• _Set task_
Set every record down verbatim and omit the pictures.

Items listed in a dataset
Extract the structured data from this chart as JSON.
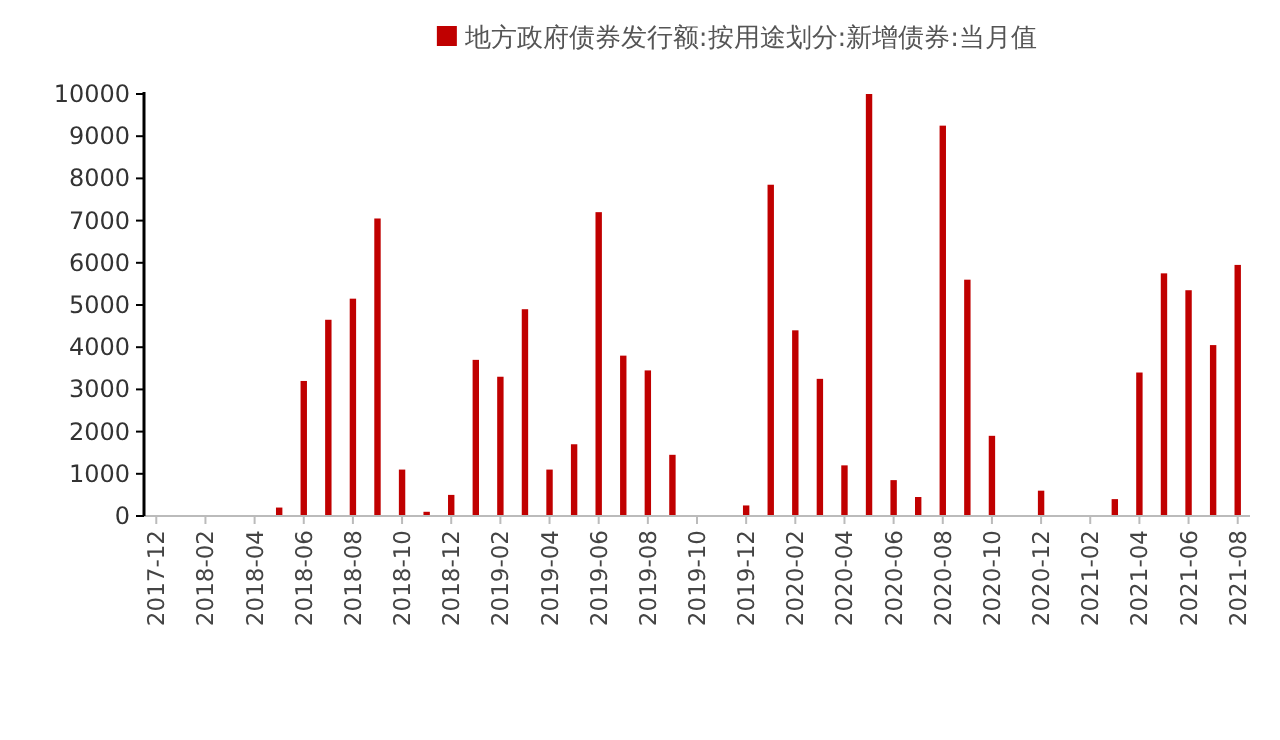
{
  "chart_data": {
    "type": "bar",
    "categories": [
      "2017-12",
      null,
      "2018-02",
      null,
      "2018-04",
      null,
      "2018-06",
      null,
      "2018-08",
      null,
      "2018-10",
      null,
      "2018-12",
      null,
      "2019-02",
      null,
      "2019-04",
      null,
      "2019-06",
      null,
      "2019-08",
      null,
      "2019-10",
      null,
      "2019-12",
      null,
      "2020-02",
      null,
      "2020-04",
      null,
      "2020-06",
      null,
      "2020-08",
      null,
      "2020-10",
      null,
      "2020-12",
      null,
      "2021-02",
      null,
      "2021-04",
      null,
      "2021-06",
      null,
      "2021-08"
    ],
    "series": [
      {
        "name": "地方政府债券发行额:按用途划分:新增债券:当月值",
        "color": "#c00000",
        "values": [
          0,
          0,
          0,
          0,
          0,
          200,
          3200,
          4650,
          5150,
          7050,
          1100,
          100,
          500,
          3700,
          3300,
          4900,
          1100,
          1700,
          7200,
          3800,
          3450,
          1450,
          0,
          0,
          250,
          7850,
          4400,
          3250,
          1200,
          10000,
          850,
          450,
          9250,
          5600,
          1900,
          0,
          600,
          0,
          0,
          400,
          3400,
          5750,
          5350,
          4050,
          5950
        ]
      }
    ],
    "ylim": [
      0,
      10000
    ],
    "yticks": [
      0,
      1000,
      2000,
      3000,
      4000,
      5000,
      6000,
      7000,
      8000,
      9000,
      10000
    ],
    "legend": "top",
    "grid": false
  }
}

• _Solution for this problem_
Extract the structured data from this chart as JSON.
{
  "chart_data": {
    "type": "bar",
    "categories": [
      "2017-12",
      null,
      "2018-02",
      null,
      "2018-04",
      null,
      "2018-06",
      null,
      "2018-08",
      null,
      "2018-10",
      null,
      "2018-12",
      null,
      "2019-02",
      null,
      "2019-04",
      null,
      "2019-06",
      null,
      "2019-08",
      null,
      "2019-10",
      null,
      "2019-12",
      null,
      "2020-02",
      null,
      "2020-04",
      null,
      "2020-06",
      null,
      "2020-08",
      null,
      "2020-10",
      null,
      "2020-12",
      null,
      "2021-02",
      null,
      "2021-04",
      null,
      "2021-06",
      null,
      "2021-08"
    ],
    "series": [
      {
        "name": "地方政府债券发行额:按用途划分:新增债券:当月值",
        "color": "#c00000",
        "values": [
          0,
          0,
          0,
          0,
          0,
          200,
          3200,
          4650,
          5150,
          7050,
          1100,
          100,
          500,
          3700,
          3300,
          4900,
          1100,
          1700,
          7200,
          3800,
          3450,
          1450,
          0,
          0,
          250,
          7850,
          4400,
          3250,
          1200,
          10000,
          850,
          450,
          9250,
          5600,
          1900,
          0,
          600,
          0,
          0,
          400,
          3400,
          5750,
          5350,
          4050,
          5950
        ]
      }
    ],
    "ylim": [
      0,
      10000
    ],
    "yticks": [
      0,
      1000,
      2000,
      3000,
      4000,
      5000,
      6000,
      7000,
      8000,
      9000,
      10000
    ],
    "legend": "top",
    "grid": false
  }
}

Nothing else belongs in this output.